*Provided entries:*
↓
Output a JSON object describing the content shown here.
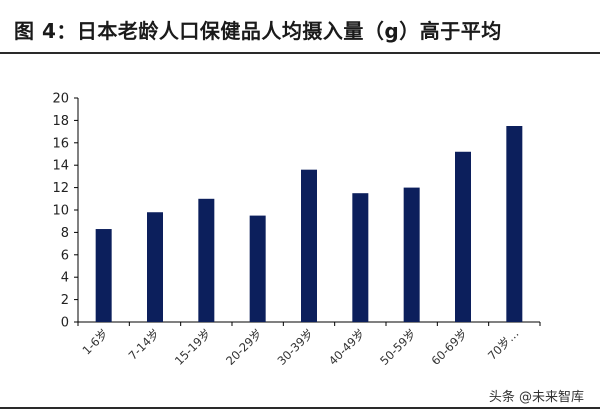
{
  "figure": {
    "title": "图 4：日本老龄人口保健品人均摄入量（g）高于平均"
  },
  "chart_data": {
    "type": "bar",
    "categories": [
      "1-6岁",
      "7-14岁",
      "15-19岁",
      "20-29岁",
      "30-39岁",
      "40-49岁",
      "50-59岁",
      "60-69岁",
      "70岁…"
    ],
    "values": [
      8.3,
      9.8,
      11.0,
      9.5,
      13.6,
      11.5,
      12.0,
      15.2,
      17.5
    ],
    "ylim": [
      0,
      20
    ],
    "yticks": [
      0,
      2,
      4,
      6,
      8,
      10,
      12,
      14,
      16,
      18,
      20
    ],
    "grid": false,
    "legend": "none",
    "bar_color": "#0c1f5c",
    "axis_color": "#000000"
  },
  "watermark": "头条 @未来智库"
}
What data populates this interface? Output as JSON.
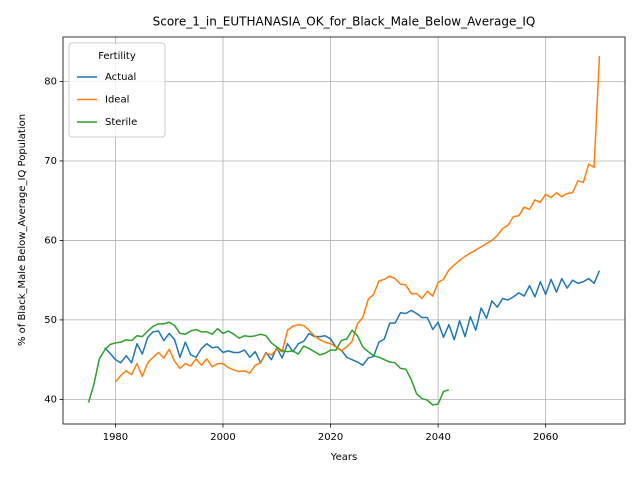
{
  "chart_data": {
    "type": "line",
    "title": "Score_1_in_EUTHANASIA_OK_for_Black_Male_Below_Average_IQ",
    "xlabel": "Years",
    "ylabel": "% of Black_Male Below_Average_IQ Population",
    "legend_title": "Fertility",
    "legend_loc": "upper left",
    "grid": true,
    "xlim": [
      1970.25,
      2074.75
    ],
    "ylim": [
      36.9,
      85.6
    ],
    "xticks": [
      1980,
      2000,
      2020,
      2040,
      2060
    ],
    "yticks": [
      40,
      50,
      60,
      70,
      80
    ],
    "x": [
      1975,
      1976,
      1977,
      1978,
      1979,
      1980,
      1981,
      1982,
      1983,
      1984,
      1985,
      1986,
      1987,
      1988,
      1989,
      1990,
      1991,
      1992,
      1993,
      1994,
      1995,
      1996,
      1997,
      1998,
      1999,
      2000,
      2001,
      2002,
      2003,
      2004,
      2005,
      2006,
      2007,
      2008,
      2009,
      2010,
      2011,
      2012,
      2013,
      2014,
      2015,
      2016,
      2017,
      2018,
      2019,
      2020,
      2021,
      2022,
      2023,
      2024,
      2025,
      2026,
      2027,
      2028,
      2029,
      2030,
      2031,
      2032,
      2033,
      2034,
      2035,
      2036,
      2037,
      2038,
      2039,
      2040,
      2041,
      2042,
      2043,
      2044,
      2045,
      2046,
      2047,
      2048,
      2049,
      2050,
      2051,
      2052,
      2053,
      2054,
      2055,
      2056,
      2057,
      2058,
      2059,
      2060,
      2061,
      2062,
      2063,
      2064,
      2065,
      2066,
      2067,
      2068,
      2069,
      2070
    ],
    "series": [
      {
        "name": "Actual",
        "color": "#1f77b4",
        "values": [
          null,
          null,
          null,
          46.5,
          45.8,
          45.0,
          44.6,
          45.5,
          44.6,
          47.0,
          45.7,
          47.8,
          48.5,
          48.6,
          47.4,
          48.3,
          47.5,
          45.3,
          47.2,
          45.6,
          45.3,
          46.4,
          47.0,
          46.5,
          46.6,
          45.9,
          46.1,
          45.9,
          45.9,
          46.2,
          45.3,
          46.0,
          44.6,
          45.9,
          45.0,
          46.5,
          45.2,
          47.0,
          46.0,
          47.0,
          47.3,
          48.3,
          47.9,
          47.9,
          48.0,
          47.6,
          46.6,
          46.2,
          45.3,
          45.0,
          44.7,
          44.3,
          45.2,
          45.4,
          47.2,
          47.6,
          49.6,
          49.6,
          50.9,
          50.8,
          51.2,
          50.8,
          50.3,
          50.3,
          48.8,
          49.7,
          47.8,
          49.4,
          47.5,
          49.9,
          47.9,
          50.4,
          48.7,
          51.5,
          50.2,
          52.4,
          51.6,
          52.7,
          52.5,
          52.9,
          53.4,
          53.0,
          54.3,
          52.9,
          54.8,
          53.2,
          55.1,
          53.5,
          55.2,
          54.0,
          55.0,
          54.6,
          54.8,
          55.2,
          54.6,
          56.2
        ]
      },
      {
        "name": "Ideal",
        "color": "#ff7f0e",
        "values": [
          null,
          null,
          null,
          null,
          null,
          42.2,
          43.0,
          43.6,
          43.1,
          44.5,
          42.9,
          44.6,
          45.3,
          45.9,
          45.2,
          46.3,
          44.8,
          43.9,
          44.5,
          44.2,
          45.1,
          44.3,
          45.1,
          44.1,
          44.5,
          44.5,
          44.0,
          43.7,
          43.5,
          43.6,
          43.3,
          44.3,
          44.6,
          45.8,
          45.6,
          46.3,
          46.0,
          48.7,
          49.2,
          49.4,
          49.3,
          48.7,
          48.0,
          47.5,
          47.2,
          47.0,
          46.6,
          46.1,
          46.6,
          47.3,
          49.5,
          50.3,
          52.6,
          53.2,
          54.9,
          55.1,
          55.5,
          55.2,
          54.5,
          54.4,
          53.3,
          53.3,
          52.7,
          53.6,
          53.0,
          54.7,
          55.1,
          56.3,
          56.9,
          57.5,
          58.0,
          58.4,
          58.8,
          59.2,
          59.6,
          60.0,
          60.6,
          61.5,
          61.9,
          63.0,
          63.1,
          64.2,
          63.9,
          65.1,
          64.8,
          65.8,
          65.4,
          66.0,
          65.5,
          65.9,
          66.0,
          67.5,
          67.3,
          69.6,
          69.2,
          83.2
        ]
      },
      {
        "name": "Sterile",
        "color": "#2ca02c",
        "values": [
          39.6,
          41.9,
          45.1,
          46.2,
          46.9,
          47.1,
          47.2,
          47.5,
          47.4,
          48.0,
          47.9,
          48.6,
          49.2,
          49.5,
          49.5,
          49.7,
          49.3,
          48.3,
          48.2,
          48.6,
          48.8,
          48.5,
          48.5,
          48.2,
          48.9,
          48.3,
          48.6,
          48.2,
          47.7,
          48.0,
          47.9,
          48.0,
          48.2,
          48.0,
          47.1,
          46.6,
          46.1,
          46.0,
          46.1,
          45.7,
          46.7,
          46.4,
          46.0,
          45.6,
          45.8,
          46.2,
          46.2,
          47.4,
          47.6,
          48.7,
          48.0,
          46.6,
          46.0,
          45.5,
          45.3,
          45.0,
          44.7,
          44.6,
          43.9,
          43.8,
          42.5,
          40.7,
          40.1,
          39.9,
          39.3,
          39.4,
          41.0,
          41.2,
          null,
          null,
          null,
          null,
          null,
          null,
          null,
          null,
          null,
          null,
          null,
          null,
          null,
          null,
          null,
          null,
          null,
          null,
          null,
          null,
          null,
          null,
          null,
          null,
          null,
          null,
          null,
          null
        ]
      }
    ]
  }
}
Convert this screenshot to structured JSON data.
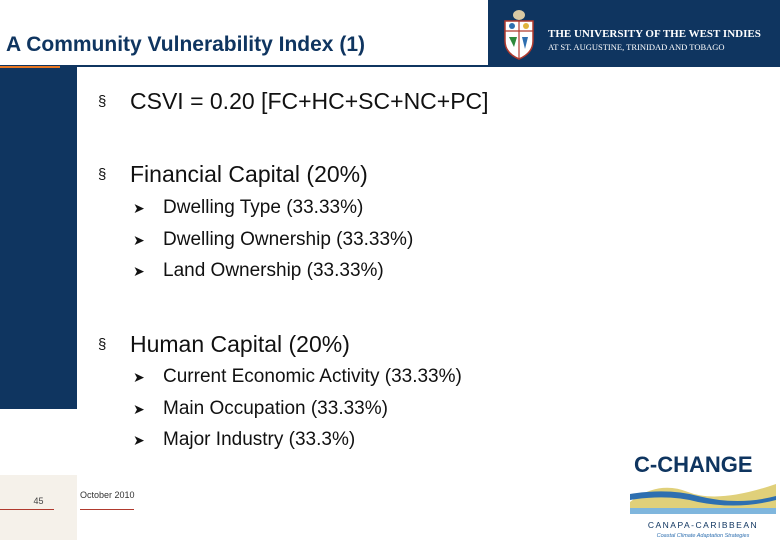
{
  "slide": {
    "title": "A Community Vulnerability Index (1)",
    "page_number": "45",
    "date": "October 2010"
  },
  "header": {
    "university_line1": "THE UNIVERSITY OF THE WEST INDIES",
    "university_line2": "AT ST. AUGUSTINE, TRINIDAD AND TOBAGO"
  },
  "content": {
    "formula": "CSVI = 0.20 [FC+HC+SC+NC+PC]",
    "sections": [
      {
        "heading": "Financial Capital (20%)",
        "items": [
          "Dwelling Type (33.33%)",
          "Dwelling Ownership (33.33%)",
          "Land Ownership (33.33%)"
        ]
      },
      {
        "heading": "Human Capital (20%)",
        "items": [
          "Current Economic Activity (33.33%)",
          "Main Occupation (33.33%)",
          "Major Industry (33.3%)"
        ]
      }
    ]
  },
  "logo": {
    "name": "C-CHANGE",
    "line1": "CANAPA-CARIBBEAN",
    "line2": "Coastal Climate Adaptation Strategies"
  },
  "colors": {
    "navy": "#0f3560",
    "orange": "#e87722",
    "red": "#b03a2e"
  }
}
↑
*Short exercise:* Give the count of lines holding the word "JSON" and nothing more.

*Response:* 3